À FAIRE
Restituez mot pour mot l'intégralité de l'extrait sur les troubles du comportement alimentaire.

Mais les symptômes des TCA ne sont pas toujours perceptibles par l'entourage. « Il n'est pas rare qu'une jeune fille souffrant d'anorexie mentale mette des vêtements larges pour camoufler sa perte de poids. Le médecin traitant doit donc toujours être vigilant quant à l'évolution de la corpulence de ses patients. Car un amaigrissement ou une prise de poids rapides peuvent être des signes de TCA. De même, les plaintes digestives (maux de ventre, constipation, reflux gastro-œsophagien) et les malaises peuvent être liés à de tels troubles », confie la Dr Potyrcha. Par ailleurs, le médecin qui s'occupe d'un patient en situation d'obésité doit toujours rechercher un éventuel TCA, en particulier l'hyperphagie boulimique.

(Entrées de données recueillies)
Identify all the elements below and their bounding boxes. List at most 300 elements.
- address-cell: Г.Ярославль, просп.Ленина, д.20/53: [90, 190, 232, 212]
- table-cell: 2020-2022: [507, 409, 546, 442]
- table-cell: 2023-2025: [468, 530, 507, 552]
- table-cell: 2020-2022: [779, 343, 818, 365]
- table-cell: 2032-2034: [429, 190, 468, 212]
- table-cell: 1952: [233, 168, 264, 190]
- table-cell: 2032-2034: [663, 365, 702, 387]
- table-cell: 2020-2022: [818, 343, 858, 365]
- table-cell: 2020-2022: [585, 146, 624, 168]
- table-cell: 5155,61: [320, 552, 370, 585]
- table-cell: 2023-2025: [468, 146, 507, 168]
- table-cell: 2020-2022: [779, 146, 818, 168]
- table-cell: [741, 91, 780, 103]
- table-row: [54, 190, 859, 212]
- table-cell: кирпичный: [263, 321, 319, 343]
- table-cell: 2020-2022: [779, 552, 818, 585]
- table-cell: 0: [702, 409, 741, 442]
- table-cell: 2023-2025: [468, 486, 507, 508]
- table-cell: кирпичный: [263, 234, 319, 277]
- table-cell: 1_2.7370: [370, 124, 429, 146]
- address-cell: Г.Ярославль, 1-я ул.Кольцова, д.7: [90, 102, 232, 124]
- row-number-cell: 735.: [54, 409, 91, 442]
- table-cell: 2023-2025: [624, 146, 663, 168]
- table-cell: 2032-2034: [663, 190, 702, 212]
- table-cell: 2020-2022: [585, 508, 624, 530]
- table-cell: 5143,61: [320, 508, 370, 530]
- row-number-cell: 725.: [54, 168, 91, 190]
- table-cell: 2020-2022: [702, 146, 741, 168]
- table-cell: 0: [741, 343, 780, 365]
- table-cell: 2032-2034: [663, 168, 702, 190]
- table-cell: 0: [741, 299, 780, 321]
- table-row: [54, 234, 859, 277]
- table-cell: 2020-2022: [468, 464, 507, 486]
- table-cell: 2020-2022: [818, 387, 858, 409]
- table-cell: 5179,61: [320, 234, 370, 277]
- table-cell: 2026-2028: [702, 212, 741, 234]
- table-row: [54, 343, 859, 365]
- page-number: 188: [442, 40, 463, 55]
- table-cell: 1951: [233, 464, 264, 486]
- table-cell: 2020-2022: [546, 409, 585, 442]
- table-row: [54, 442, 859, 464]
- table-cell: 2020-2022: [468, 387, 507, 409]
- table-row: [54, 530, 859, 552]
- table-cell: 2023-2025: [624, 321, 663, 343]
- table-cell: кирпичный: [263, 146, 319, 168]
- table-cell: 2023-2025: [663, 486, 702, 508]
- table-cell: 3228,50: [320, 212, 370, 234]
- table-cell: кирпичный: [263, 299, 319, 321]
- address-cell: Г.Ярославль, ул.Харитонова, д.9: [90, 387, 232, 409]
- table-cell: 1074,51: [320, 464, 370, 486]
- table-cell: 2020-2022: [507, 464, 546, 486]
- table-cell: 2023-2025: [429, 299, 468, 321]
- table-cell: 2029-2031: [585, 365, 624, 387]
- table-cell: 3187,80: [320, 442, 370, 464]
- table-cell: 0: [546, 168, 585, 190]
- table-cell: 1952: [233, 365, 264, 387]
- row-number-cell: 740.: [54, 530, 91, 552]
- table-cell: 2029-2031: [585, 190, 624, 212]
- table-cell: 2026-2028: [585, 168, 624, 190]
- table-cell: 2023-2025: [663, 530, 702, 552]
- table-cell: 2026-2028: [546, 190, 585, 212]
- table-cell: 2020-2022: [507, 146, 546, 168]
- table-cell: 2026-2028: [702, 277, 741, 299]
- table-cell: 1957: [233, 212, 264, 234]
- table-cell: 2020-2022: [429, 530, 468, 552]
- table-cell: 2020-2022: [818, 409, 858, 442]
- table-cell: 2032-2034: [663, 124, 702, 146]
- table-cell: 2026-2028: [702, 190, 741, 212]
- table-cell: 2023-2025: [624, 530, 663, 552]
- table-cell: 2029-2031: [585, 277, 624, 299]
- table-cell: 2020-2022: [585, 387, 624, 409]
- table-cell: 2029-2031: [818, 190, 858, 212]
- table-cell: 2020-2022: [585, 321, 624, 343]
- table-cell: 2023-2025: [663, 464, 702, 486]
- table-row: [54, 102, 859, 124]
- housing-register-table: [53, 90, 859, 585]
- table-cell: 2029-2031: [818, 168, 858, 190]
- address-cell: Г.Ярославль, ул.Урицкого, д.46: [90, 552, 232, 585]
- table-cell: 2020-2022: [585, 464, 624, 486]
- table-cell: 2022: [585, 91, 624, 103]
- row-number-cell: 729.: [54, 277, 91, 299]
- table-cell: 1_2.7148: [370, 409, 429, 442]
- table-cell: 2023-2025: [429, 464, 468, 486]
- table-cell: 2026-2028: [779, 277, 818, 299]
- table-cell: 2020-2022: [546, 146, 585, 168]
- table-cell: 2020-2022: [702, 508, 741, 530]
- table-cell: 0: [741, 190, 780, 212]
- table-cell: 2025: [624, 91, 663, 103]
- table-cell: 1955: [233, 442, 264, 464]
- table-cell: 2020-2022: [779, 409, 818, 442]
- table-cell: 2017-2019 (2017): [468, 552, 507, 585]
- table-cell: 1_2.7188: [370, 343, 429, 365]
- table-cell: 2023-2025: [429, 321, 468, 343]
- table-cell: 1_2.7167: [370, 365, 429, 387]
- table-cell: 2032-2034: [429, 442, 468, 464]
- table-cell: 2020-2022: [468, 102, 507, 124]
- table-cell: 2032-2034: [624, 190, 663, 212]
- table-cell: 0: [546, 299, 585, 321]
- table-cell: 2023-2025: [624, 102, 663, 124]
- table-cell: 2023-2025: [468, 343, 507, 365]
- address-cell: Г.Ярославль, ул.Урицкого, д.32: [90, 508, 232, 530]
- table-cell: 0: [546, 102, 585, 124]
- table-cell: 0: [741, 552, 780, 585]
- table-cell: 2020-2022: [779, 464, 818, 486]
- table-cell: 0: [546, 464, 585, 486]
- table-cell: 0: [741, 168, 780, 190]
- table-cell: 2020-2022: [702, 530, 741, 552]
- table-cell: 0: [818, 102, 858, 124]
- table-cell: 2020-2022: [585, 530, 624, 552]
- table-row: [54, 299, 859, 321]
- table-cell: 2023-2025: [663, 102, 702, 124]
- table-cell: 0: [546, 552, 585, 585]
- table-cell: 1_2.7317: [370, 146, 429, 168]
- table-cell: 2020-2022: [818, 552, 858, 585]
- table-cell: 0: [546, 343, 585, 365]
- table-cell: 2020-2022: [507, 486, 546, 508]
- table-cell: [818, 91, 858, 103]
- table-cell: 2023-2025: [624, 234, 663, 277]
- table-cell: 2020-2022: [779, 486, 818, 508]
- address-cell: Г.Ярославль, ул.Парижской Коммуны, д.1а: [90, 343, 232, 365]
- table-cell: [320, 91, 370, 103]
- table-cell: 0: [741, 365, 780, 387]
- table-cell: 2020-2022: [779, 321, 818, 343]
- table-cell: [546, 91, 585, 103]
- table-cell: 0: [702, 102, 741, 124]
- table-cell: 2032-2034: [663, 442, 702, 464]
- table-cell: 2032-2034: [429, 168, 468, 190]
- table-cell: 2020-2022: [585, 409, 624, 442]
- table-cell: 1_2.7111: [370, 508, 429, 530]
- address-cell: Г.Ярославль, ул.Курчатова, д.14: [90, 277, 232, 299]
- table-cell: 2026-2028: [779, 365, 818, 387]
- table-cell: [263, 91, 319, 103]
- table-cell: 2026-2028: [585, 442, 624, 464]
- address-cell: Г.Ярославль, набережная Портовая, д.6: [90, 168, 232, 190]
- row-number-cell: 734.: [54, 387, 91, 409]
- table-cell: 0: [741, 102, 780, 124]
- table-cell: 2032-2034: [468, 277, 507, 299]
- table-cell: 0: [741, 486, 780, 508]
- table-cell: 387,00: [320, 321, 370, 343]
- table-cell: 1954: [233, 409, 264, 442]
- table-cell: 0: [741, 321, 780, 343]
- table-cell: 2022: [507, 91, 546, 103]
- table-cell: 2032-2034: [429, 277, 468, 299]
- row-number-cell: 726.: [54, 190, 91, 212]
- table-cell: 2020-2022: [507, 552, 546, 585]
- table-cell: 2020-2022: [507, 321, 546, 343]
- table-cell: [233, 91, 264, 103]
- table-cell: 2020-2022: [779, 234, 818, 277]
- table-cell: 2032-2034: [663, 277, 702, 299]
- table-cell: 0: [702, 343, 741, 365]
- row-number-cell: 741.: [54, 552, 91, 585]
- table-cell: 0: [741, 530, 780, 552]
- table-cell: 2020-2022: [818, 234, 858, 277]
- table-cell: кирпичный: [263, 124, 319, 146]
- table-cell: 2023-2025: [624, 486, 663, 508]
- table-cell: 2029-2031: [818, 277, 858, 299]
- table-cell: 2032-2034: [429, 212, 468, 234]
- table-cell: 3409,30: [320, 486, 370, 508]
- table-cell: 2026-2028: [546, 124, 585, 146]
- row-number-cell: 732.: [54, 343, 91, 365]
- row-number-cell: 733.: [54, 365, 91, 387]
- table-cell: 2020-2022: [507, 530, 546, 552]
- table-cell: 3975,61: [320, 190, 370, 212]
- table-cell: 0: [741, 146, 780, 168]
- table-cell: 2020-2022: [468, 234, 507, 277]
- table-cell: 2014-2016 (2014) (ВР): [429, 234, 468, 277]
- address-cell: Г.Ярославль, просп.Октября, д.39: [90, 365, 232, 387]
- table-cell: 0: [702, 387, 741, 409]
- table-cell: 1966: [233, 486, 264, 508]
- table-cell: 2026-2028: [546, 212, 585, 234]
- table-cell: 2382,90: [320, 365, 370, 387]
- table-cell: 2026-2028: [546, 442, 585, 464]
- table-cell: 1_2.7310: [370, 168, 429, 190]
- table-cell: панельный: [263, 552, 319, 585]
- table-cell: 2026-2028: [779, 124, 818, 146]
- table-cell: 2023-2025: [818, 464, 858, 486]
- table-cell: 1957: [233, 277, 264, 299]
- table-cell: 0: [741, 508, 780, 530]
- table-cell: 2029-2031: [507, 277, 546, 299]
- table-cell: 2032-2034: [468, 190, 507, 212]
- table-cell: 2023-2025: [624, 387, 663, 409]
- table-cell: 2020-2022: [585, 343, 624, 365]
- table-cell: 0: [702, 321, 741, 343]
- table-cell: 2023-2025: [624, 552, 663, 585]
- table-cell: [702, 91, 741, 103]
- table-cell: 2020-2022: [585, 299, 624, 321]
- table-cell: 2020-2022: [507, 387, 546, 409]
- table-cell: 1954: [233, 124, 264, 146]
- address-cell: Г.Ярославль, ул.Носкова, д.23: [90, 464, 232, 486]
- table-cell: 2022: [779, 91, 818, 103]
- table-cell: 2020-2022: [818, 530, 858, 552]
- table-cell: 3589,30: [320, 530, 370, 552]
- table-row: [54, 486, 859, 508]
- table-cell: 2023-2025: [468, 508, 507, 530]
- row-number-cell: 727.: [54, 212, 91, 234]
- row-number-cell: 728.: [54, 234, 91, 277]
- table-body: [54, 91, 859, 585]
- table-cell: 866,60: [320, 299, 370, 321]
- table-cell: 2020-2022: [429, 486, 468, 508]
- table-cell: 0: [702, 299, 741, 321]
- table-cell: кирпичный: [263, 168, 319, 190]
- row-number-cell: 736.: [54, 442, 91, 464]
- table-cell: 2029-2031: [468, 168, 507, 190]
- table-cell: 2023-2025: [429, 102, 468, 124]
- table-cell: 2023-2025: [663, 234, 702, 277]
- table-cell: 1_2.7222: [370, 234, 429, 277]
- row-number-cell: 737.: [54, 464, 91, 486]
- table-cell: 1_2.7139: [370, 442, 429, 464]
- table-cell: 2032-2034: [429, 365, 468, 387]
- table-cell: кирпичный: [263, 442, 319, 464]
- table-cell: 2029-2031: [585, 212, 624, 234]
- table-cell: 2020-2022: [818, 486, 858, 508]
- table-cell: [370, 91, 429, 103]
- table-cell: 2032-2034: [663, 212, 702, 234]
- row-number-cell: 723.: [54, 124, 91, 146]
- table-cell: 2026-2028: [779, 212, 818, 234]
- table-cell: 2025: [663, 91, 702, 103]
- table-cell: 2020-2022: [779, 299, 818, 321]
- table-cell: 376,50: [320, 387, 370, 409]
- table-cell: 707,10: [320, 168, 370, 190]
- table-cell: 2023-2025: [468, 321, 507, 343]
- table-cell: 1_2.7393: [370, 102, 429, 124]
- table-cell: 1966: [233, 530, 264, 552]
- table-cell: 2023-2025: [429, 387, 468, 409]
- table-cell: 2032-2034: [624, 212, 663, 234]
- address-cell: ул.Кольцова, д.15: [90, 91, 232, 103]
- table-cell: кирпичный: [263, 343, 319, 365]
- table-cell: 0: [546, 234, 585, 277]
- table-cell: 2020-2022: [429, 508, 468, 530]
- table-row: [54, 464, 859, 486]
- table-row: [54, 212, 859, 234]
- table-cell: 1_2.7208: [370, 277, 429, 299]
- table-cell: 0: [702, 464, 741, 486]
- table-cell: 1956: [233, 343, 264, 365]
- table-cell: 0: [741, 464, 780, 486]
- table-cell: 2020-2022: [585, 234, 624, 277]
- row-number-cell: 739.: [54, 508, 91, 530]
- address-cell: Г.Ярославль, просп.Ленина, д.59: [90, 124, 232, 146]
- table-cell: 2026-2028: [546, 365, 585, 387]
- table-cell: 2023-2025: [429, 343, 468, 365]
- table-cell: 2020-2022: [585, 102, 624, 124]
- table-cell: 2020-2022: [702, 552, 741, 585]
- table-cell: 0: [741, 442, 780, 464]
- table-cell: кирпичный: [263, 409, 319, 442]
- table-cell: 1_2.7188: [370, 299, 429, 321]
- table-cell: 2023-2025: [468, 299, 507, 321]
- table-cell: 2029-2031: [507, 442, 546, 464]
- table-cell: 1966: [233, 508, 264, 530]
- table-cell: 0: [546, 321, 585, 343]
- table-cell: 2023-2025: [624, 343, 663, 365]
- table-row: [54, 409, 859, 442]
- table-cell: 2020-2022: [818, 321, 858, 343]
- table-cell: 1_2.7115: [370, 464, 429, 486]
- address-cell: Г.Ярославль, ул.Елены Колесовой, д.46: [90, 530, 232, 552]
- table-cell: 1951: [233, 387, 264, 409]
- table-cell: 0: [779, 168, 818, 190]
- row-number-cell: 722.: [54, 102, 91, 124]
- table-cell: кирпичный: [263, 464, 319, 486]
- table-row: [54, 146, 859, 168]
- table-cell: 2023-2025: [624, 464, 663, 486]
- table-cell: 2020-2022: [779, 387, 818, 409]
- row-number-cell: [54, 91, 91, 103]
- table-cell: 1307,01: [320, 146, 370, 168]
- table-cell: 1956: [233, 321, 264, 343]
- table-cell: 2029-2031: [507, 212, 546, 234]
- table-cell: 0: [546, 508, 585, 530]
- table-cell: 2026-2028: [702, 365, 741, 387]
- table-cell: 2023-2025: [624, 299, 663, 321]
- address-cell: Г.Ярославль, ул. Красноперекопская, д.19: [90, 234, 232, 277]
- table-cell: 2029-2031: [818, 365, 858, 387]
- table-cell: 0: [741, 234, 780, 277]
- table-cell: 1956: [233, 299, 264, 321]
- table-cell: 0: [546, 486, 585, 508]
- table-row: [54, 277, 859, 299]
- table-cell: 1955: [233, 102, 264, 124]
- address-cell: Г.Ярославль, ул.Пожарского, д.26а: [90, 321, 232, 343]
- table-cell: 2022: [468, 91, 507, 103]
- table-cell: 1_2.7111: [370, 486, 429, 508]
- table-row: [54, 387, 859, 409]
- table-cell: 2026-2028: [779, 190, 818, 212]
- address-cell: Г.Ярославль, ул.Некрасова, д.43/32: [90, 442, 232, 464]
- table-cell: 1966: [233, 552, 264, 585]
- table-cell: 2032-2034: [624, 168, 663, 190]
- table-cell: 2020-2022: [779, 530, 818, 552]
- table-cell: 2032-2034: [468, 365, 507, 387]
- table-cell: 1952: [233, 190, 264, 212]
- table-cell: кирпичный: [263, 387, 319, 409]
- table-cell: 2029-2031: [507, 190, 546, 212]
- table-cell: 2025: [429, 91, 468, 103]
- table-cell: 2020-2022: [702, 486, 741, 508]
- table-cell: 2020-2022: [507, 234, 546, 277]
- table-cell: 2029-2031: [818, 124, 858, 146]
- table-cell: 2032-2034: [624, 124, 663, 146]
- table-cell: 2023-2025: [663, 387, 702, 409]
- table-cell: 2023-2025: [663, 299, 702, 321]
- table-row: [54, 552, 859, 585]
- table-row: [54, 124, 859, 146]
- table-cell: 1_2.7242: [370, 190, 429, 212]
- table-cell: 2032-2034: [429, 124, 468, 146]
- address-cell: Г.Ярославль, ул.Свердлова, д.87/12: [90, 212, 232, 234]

SOLUTION DU PROBLÈME
Mais les symptômes des TCA ne sont pas toujours perceptibles par l'entourage. « Il n'est pas rare qu'une jeune fille souffrant d'anorexie mentale mette des vêtements larges pour camoufler sa perte de poids. Le médecin traitant doit donc toujours être vigilant quant à l'évolution de la corpulence de ses patients. Car un amaigrissement ou une prise de poids rapides peuvent être des signes de TCA. De même, les plaintes digestives (maux de ventre, constipation, reflux gastro-œsophagien) et les malaises peuvent être liés à de tels troubles », confie la Dr Potyrcha. Par ailleurs, le médecin qui s'occupe d'un patient en situation d'obésité doit toujours rechercher un éventuel TCA, en particulier l'hyperphagie boulimique.